TO DO -
The entries below need to be written out exactly, with no pictures included.

::: DATA IN THIS EXERCISE

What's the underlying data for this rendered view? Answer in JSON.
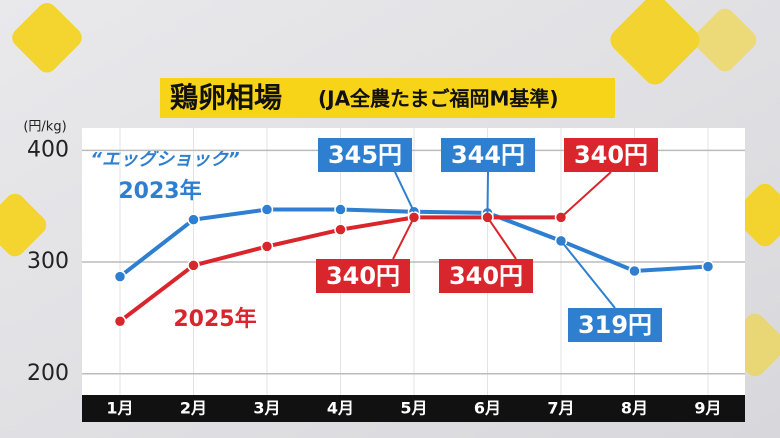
{
  "chart_data": {
    "type": "line",
    "title": "鶏卵相場",
    "subtitle": "(JA全農たまご福岡M基準)",
    "y_label": "(円/kg)",
    "annotations": [
      "“エッグショック”"
    ],
    "categories": [
      "1月",
      "2月",
      "3月",
      "4月",
      "5月",
      "6月",
      "7月",
      "8月",
      "9月"
    ],
    "series": [
      {
        "name": "2023年",
        "color": "#2f7fd0",
        "values": [
          287,
          338,
          347,
          347,
          345,
          344,
          319,
          292,
          296
        ],
        "value_labels": [
          null,
          null,
          null,
          null,
          "345円",
          "344円",
          "319円",
          null,
          null
        ]
      },
      {
        "name": "2025年",
        "color": "#d9262c",
        "values": [
          247,
          297,
          314,
          329,
          340,
          340,
          340,
          null,
          null
        ],
        "value_labels": [
          null,
          null,
          null,
          null,
          "340円",
          "340円",
          "340円",
          null,
          null
        ]
      }
    ],
    "ylim": [
      181,
      420
    ],
    "yticks": [
      200,
      300,
      400
    ],
    "grid": true
  }
}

::::::

SOLUTION FOR THIS TASK -
What's the underlying data for this rendered view? Answer in JSON.
{
  "chart_data": {
    "type": "line",
    "title": "鶏卵相場",
    "subtitle": "(JA全農たまご福岡M基準)",
    "y_label": "(円/kg)",
    "annotations": [
      "“エッグショック”"
    ],
    "categories": [
      "1月",
      "2月",
      "3月",
      "4月",
      "5月",
      "6月",
      "7月",
      "8月",
      "9月"
    ],
    "series": [
      {
        "name": "2023年",
        "color": "#2f7fd0",
        "values": [
          287,
          338,
          347,
          347,
          345,
          344,
          319,
          292,
          296
        ],
        "value_labels": [
          null,
          null,
          null,
          null,
          "345円",
          "344円",
          "319円",
          null,
          null
        ]
      },
      {
        "name": "2025年",
        "color": "#d9262c",
        "values": [
          247,
          297,
          314,
          329,
          340,
          340,
          340,
          null,
          null
        ],
        "value_labels": [
          null,
          null,
          null,
          null,
          "340円",
          "340円",
          "340円",
          null,
          null
        ]
      }
    ],
    "ylim": [
      181,
      420
    ],
    "yticks": [
      200,
      300,
      400
    ],
    "grid": true
  }
}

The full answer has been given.